Data in this exercise:
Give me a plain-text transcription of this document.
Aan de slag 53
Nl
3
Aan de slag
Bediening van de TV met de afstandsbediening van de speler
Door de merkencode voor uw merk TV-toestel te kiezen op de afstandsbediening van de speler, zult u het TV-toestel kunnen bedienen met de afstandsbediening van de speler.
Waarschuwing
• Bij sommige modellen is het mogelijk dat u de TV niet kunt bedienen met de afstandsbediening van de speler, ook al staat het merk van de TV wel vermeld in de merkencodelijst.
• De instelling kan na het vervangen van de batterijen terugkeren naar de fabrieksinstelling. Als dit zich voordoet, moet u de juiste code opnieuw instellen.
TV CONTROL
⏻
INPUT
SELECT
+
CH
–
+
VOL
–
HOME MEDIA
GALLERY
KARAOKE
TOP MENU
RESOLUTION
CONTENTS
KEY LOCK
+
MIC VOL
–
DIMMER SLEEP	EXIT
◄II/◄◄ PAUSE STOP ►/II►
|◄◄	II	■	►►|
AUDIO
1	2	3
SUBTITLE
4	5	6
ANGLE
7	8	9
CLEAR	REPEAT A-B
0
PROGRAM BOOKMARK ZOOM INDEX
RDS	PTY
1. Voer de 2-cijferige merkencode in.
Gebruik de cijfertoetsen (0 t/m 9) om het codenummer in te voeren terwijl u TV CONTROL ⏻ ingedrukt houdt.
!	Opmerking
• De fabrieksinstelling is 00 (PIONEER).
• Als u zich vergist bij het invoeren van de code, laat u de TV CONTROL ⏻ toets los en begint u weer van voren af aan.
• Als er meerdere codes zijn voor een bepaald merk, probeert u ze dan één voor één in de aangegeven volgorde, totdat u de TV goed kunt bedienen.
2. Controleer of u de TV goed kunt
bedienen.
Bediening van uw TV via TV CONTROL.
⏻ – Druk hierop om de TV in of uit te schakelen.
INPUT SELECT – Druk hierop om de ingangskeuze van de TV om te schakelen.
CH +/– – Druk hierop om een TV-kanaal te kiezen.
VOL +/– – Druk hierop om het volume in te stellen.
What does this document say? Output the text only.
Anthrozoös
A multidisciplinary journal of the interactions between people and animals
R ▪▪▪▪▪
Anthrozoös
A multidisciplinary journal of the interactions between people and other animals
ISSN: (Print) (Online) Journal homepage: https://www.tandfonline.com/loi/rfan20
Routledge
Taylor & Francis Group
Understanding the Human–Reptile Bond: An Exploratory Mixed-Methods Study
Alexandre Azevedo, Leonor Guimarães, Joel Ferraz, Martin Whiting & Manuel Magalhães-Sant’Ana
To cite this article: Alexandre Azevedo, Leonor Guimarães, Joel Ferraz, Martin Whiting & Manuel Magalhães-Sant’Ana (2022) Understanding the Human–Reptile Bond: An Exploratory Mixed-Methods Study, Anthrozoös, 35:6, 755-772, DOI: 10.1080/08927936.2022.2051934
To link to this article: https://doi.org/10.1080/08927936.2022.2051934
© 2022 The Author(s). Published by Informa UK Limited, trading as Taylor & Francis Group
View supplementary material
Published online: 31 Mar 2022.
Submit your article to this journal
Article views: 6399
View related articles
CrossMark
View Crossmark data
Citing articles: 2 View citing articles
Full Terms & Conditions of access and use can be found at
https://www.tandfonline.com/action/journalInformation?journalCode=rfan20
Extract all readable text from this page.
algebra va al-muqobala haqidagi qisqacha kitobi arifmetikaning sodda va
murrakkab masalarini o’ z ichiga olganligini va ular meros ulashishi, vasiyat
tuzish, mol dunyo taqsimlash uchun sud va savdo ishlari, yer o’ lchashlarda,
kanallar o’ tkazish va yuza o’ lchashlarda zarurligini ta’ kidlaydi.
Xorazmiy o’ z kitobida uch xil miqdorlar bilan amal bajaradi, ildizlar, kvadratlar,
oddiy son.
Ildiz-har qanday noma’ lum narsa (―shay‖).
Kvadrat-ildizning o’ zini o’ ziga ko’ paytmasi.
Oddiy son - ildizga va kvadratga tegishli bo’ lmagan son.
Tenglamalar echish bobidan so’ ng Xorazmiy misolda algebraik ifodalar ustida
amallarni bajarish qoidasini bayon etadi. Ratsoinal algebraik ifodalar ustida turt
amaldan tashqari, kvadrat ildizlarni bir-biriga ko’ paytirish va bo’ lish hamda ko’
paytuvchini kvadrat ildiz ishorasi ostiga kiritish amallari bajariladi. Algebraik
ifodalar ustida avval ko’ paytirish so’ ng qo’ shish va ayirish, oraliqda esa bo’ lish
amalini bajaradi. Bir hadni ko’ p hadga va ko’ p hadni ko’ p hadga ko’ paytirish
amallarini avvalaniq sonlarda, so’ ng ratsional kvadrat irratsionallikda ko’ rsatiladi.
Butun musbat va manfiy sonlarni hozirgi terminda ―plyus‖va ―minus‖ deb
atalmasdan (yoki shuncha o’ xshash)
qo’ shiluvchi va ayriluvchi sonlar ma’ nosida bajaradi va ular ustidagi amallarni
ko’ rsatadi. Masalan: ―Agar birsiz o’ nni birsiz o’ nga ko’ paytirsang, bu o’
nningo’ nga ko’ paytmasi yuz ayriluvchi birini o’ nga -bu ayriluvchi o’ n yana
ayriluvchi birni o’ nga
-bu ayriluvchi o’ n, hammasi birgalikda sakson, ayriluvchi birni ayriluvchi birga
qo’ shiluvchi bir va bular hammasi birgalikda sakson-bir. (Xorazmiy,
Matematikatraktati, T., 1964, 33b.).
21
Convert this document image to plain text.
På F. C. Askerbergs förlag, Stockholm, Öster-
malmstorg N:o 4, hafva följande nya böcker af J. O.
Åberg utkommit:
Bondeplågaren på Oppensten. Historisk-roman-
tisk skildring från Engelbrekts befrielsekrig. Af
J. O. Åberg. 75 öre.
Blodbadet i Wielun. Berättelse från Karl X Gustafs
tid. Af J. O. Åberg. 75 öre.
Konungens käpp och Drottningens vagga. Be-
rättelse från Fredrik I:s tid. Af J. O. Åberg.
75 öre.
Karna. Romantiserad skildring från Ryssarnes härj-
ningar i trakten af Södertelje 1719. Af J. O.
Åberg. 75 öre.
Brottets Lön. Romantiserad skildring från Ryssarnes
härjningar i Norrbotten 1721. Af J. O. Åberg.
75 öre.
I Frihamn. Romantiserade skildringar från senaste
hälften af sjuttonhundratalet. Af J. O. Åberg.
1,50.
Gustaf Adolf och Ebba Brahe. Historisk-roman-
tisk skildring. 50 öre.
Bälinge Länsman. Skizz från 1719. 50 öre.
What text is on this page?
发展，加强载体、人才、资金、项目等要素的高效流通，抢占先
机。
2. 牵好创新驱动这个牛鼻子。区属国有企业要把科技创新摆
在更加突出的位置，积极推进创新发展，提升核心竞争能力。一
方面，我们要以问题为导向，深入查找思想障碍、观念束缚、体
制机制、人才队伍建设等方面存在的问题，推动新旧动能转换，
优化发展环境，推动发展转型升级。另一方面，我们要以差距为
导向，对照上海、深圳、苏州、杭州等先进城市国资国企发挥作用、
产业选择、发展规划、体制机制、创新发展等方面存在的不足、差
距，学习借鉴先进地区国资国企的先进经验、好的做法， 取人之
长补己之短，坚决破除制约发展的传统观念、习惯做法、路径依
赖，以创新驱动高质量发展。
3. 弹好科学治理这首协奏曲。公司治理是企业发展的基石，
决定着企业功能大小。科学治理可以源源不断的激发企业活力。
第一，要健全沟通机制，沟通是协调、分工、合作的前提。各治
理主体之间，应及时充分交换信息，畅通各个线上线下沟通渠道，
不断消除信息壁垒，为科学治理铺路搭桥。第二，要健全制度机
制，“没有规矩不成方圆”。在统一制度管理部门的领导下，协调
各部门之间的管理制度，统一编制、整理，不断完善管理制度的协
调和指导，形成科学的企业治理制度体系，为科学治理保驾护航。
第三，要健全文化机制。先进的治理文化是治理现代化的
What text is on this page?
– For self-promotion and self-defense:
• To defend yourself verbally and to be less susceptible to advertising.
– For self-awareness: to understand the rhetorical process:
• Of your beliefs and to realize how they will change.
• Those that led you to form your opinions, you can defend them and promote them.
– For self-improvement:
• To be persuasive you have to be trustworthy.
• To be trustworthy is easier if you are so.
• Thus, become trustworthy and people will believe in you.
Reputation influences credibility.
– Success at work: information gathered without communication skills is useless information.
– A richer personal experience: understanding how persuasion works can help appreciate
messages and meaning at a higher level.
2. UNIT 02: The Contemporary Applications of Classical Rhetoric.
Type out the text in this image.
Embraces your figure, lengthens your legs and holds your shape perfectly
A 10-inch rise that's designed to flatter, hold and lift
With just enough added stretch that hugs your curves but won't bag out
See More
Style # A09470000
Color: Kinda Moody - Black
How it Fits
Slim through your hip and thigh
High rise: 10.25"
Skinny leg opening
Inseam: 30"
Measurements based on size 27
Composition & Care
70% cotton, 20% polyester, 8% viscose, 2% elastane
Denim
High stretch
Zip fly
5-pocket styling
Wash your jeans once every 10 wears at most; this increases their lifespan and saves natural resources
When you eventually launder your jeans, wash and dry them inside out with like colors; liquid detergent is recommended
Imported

Exercise details: Retype nothing except the lines from the line holding "Type out the text in this image." through the last line of the entries, both included.

Correct result:
Type out the text in this image.
Embraces your figure, lengthens your legs and holds your shape perfectly
A 10-inch rise that's designed to flatter, hold and lift
With just enough added stretch that hugs your curves but won't bag out
See More
Style # A09470000
Color: Kinda Moody - Black
How it Fits
Slim through your hip and thigh
High rise: 10.25"
Skinny leg opening
Inseam: 30"
Measurements based on size 27
Composition & Care
70% cotton, 20% polyester, 8% viscose, 2% elastane
Denim
High stretch
Zip fly
5-pocket styling
Wash your jeans once every 10 wears at most; this increases their lifespan and saves natural resources
When you eventually launder your jeans, wash and dry them inside out with like colors; liquid detergent is recommended
Imported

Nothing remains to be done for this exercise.